[Entries with figure data]
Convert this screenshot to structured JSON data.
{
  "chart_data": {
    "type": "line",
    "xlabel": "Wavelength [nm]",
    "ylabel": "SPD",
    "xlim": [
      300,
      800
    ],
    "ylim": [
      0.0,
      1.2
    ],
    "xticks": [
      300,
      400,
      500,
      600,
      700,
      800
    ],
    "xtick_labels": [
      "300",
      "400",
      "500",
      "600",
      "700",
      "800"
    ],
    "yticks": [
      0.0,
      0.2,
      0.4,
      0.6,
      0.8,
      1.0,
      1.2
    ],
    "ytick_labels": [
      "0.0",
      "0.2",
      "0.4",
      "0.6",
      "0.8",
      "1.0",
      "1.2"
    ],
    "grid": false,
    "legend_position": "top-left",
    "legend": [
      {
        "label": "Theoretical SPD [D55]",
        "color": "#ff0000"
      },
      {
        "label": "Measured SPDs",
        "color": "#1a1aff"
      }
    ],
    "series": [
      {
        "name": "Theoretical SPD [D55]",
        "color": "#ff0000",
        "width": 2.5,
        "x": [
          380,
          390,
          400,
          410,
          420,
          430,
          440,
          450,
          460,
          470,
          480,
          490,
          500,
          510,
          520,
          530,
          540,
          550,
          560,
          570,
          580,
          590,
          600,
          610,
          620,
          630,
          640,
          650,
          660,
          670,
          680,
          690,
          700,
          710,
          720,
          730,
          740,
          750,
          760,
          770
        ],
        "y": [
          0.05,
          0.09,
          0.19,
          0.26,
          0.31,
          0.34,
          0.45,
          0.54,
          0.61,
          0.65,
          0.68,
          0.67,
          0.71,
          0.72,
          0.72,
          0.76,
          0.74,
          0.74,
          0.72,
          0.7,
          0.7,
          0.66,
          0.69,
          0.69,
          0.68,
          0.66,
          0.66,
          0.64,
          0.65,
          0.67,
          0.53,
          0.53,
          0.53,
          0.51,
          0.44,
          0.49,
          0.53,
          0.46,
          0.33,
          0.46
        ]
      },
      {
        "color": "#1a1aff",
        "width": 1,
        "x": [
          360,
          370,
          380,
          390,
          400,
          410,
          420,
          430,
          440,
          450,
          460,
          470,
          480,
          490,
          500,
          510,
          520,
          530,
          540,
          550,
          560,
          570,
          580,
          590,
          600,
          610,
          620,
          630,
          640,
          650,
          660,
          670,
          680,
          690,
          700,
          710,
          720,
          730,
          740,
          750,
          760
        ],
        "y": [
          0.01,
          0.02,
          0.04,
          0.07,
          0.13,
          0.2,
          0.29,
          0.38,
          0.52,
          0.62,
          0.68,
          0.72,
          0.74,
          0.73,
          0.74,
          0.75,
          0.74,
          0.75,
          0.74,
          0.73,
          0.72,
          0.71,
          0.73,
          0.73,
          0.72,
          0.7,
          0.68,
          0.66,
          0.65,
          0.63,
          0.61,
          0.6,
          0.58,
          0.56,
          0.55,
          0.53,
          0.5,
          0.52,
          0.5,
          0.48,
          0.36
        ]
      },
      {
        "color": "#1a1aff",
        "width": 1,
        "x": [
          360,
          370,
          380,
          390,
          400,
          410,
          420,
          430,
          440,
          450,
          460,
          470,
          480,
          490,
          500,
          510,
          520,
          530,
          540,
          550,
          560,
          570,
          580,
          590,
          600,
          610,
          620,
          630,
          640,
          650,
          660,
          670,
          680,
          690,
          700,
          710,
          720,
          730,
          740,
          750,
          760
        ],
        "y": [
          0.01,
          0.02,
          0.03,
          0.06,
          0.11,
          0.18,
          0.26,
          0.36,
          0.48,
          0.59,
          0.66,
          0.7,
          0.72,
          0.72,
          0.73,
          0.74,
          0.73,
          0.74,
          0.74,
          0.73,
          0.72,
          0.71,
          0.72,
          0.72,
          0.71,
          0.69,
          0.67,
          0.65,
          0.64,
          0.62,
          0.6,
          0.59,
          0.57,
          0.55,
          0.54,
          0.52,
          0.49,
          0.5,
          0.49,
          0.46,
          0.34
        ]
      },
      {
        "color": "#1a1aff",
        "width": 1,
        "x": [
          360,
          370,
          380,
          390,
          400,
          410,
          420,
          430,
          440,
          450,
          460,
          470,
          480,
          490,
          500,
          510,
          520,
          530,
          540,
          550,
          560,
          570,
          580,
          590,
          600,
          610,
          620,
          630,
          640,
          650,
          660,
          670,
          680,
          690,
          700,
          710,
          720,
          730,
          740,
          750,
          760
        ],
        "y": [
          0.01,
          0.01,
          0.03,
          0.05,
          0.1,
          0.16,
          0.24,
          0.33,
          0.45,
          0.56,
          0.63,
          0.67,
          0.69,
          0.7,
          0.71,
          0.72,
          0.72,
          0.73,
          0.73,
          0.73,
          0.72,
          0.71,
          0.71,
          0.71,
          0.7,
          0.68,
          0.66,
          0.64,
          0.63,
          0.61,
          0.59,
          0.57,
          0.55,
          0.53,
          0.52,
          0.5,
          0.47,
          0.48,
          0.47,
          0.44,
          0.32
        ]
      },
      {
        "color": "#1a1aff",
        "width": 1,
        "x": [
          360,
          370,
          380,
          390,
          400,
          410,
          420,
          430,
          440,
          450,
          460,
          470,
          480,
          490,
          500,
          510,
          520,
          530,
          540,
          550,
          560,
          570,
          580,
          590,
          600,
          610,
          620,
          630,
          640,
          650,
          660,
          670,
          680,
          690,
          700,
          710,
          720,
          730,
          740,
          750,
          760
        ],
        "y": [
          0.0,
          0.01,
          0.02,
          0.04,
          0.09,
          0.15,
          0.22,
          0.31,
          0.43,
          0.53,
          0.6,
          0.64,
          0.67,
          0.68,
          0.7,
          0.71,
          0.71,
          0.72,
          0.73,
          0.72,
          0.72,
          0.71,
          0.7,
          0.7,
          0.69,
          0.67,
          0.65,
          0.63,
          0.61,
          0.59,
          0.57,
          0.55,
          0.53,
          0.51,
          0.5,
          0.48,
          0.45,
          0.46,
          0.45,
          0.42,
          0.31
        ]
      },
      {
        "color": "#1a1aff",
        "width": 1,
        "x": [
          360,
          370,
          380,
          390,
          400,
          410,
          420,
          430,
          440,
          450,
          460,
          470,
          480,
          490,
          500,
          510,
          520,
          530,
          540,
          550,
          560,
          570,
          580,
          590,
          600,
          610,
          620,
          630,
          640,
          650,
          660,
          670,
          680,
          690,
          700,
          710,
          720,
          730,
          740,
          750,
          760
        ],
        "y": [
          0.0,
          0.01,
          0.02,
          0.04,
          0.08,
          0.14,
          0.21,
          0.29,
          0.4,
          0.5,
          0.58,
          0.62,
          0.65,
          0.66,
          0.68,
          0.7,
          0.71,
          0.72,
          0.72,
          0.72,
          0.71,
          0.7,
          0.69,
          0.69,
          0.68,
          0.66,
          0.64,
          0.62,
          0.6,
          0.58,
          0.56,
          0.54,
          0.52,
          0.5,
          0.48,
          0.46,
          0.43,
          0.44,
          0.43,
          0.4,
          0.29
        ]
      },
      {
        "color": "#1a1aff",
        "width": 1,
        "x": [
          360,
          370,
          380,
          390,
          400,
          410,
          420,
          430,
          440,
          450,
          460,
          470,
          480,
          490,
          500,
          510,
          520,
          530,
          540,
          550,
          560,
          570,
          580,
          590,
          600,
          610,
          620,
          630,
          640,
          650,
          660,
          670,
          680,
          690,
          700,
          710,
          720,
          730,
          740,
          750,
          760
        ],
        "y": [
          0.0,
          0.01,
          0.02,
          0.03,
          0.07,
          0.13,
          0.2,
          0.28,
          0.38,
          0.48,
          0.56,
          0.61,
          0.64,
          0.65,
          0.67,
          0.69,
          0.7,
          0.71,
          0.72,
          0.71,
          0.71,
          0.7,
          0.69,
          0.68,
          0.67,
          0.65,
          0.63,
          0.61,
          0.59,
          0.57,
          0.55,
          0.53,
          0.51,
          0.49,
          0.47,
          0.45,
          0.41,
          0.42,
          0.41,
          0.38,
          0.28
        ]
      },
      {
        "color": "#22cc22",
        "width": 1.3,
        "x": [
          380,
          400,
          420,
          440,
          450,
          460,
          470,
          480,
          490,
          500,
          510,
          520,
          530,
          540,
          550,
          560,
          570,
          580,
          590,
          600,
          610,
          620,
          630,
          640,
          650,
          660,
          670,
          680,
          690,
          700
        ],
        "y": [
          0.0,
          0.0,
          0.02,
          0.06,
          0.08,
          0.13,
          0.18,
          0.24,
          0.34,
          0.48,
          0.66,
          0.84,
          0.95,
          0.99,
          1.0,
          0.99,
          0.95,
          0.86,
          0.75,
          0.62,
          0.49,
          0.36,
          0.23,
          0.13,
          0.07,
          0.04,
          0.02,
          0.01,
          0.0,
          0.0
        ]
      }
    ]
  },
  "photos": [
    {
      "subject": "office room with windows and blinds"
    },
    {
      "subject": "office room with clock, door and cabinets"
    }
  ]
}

**REQUIRED TASK:** Select every line of the records holding the string "Theoretical".

**WRITTEN REPLY:**
        "label": "Theoretical SPD [D55]",
        "name": "Theoretical SPD [D55]",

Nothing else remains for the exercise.